───── Estratto ─────

Caro seggio quanto mi costi: torna la preferenza, via alla norma anti spese

La più costosa è stata quella del 2010. A dirlo non sono le fatture. Ma i fatti.

In una campagna elettorale, mai si erano viste prima e mai si sono più viste dopo, così tante gigantografie con i faccioni dei candidati accompagnati dai loro slogan lunghi 6 metri ed alti 3. Stavano dovunque, in quella tornata elettorale, le immagini di Mario Abbruzzese e Franco Fiorito.

 

L’ULTIMO GRANDE DELIRIO
Lo schema era diverso. La potenza andava esibita: più ti vedi e più sei forte, più folla si raduna ai tuoi incontri e più sei il possibile vincitore. E gli indecisi – si sa, lo dimostrano tutti gli studi, vanno con il vincitore –

Il risultato fu un delirio di manifesti: vennero affissi ovunque fosse possibile. Ed anche dove non lo era. Se aspettavi il bus e tardava un attimo, rischiavi di vederti passare la colla sulla schiena ed affiggere un manifesto pure lì.

Le cene elettorali erano oceaniche. Tante. E piene di tanta gente. Perché la gente ci andava e molti sono proprio quelli che oggi se la prendono con i politici perché organizzavano le cene.

Fu l’ultima campagna elettorale condotta così. La crisi economica non aveva ancora cominciato a mordere sul serio, il sistema basato sui piaceri non aveva ancora iniziato a collassare. Lasciando in provincia di Frosinone soltanto le macerie di un nulla che ci ha fatto perdere buona parte delle sfide importanti. Perché un motivo deve esserci se Amazon non sta qui ma a pochi passi da qui; se il big data di Fastweb non sta qui ma a qualche chilometro da qui; se Frosinone e Latina sono distanti quanto un viaggio da Roma a Firenze e non fanno sistema mettendo insieme le due metà delle loro potenzialità.

 

I CONTROLLI DELLA FINANZA
I maligni dissero che quella campagna elettorale, a Fiorito come ad Abbruzzese, a Scalia come a Buschini, costò un botto. Si favoleggiava di almeno un milione di euro per il francone nazionale, seguito o preceduto a ruota dal Mario cassinate.

La Guardia di Finanza ci ha messo il naso ed ha stabilito che le cose non stanno così. Tutti i candidati alla Regionali 2010 hanno speso solo quanto era consentito dalla Legge.

───── Dati degli esercizi ─────

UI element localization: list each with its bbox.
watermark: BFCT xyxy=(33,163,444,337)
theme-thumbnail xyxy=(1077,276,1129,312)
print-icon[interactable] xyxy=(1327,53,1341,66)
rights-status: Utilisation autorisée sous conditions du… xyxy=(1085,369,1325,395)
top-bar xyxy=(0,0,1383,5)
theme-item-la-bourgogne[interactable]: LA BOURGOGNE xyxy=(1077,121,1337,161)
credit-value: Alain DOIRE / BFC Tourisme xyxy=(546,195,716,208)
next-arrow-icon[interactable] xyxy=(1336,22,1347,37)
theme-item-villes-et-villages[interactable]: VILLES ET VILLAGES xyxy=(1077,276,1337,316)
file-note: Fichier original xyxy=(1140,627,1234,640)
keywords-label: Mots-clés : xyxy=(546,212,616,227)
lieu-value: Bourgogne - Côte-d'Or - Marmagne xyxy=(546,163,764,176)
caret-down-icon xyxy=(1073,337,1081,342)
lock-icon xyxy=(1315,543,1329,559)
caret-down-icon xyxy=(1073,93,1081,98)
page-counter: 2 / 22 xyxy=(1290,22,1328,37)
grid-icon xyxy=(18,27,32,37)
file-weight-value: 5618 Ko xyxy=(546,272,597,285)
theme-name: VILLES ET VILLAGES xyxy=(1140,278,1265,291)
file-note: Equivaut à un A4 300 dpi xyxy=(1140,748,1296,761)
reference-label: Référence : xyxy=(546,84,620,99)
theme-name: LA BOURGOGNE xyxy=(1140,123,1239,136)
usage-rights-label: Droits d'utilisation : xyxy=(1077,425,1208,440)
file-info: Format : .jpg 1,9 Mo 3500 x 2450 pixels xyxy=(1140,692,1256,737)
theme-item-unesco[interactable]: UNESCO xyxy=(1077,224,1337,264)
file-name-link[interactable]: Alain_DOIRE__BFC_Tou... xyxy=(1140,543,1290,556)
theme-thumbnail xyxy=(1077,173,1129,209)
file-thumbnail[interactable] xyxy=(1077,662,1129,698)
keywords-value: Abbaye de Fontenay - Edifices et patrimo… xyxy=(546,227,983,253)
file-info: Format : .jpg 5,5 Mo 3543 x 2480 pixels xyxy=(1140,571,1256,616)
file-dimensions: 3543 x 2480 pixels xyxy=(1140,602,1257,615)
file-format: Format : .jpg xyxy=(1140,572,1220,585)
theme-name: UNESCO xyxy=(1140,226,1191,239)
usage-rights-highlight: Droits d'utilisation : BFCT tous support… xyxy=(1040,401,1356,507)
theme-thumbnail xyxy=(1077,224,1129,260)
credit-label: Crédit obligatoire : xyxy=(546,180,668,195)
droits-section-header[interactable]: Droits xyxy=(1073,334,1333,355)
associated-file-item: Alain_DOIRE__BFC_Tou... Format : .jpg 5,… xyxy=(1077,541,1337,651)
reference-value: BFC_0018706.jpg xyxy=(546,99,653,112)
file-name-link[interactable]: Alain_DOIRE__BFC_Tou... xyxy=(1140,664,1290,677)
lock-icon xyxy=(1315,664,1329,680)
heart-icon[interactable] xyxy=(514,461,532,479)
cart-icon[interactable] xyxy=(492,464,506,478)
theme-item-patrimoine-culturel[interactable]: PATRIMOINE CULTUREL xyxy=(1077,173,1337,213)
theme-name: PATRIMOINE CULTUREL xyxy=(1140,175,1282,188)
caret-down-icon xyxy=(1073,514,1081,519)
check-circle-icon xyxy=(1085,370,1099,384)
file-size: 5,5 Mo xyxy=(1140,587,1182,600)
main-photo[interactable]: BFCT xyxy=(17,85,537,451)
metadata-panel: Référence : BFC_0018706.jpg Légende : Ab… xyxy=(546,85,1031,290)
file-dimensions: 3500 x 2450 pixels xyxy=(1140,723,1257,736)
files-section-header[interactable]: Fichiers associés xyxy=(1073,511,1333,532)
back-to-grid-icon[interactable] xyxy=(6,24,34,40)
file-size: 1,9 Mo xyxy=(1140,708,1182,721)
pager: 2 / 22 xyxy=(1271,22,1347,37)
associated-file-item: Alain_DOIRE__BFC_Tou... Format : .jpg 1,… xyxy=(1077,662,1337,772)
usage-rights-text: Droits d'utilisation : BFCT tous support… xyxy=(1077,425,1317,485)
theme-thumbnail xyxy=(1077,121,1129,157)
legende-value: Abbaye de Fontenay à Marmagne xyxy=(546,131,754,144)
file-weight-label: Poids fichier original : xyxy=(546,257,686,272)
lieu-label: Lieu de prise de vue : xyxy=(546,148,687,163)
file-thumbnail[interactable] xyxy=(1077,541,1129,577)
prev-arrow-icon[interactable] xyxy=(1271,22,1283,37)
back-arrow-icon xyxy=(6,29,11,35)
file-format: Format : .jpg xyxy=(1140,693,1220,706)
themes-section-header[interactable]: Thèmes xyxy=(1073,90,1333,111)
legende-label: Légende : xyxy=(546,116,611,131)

─────

* Esercizi *
A: Elenca i cognomi di tutte le persone nominate nell'estratto.
B: Ricopia senza alcuna modifica le voci comprese tra l'inizio e la riga che contiene "next-arrow-icon[interactable] xyxy=(1336,22,1347,37)", inclusa quest'ultima.

* Soluzioni *
A: Abbruzzese, Fiorito, Scalia, Buschini

B:
UI element localization: list each with its bbox.
watermark: BFCT xyxy=(33,163,444,337)
theme-thumbnail xyxy=(1077,276,1129,312)
print-icon[interactable] xyxy=(1327,53,1341,66)
rights-status: Utilisation autorisée sous conditions du… xyxy=(1085,369,1325,395)
top-bar xyxy=(0,0,1383,5)
theme-item-la-bourgogne[interactable]: LA BOURGOGNE xyxy=(1077,121,1337,161)
credit-value: Alain DOIRE / BFC Tourisme xyxy=(546,195,716,208)
next-arrow-icon[interactable] xyxy=(1336,22,1347,37)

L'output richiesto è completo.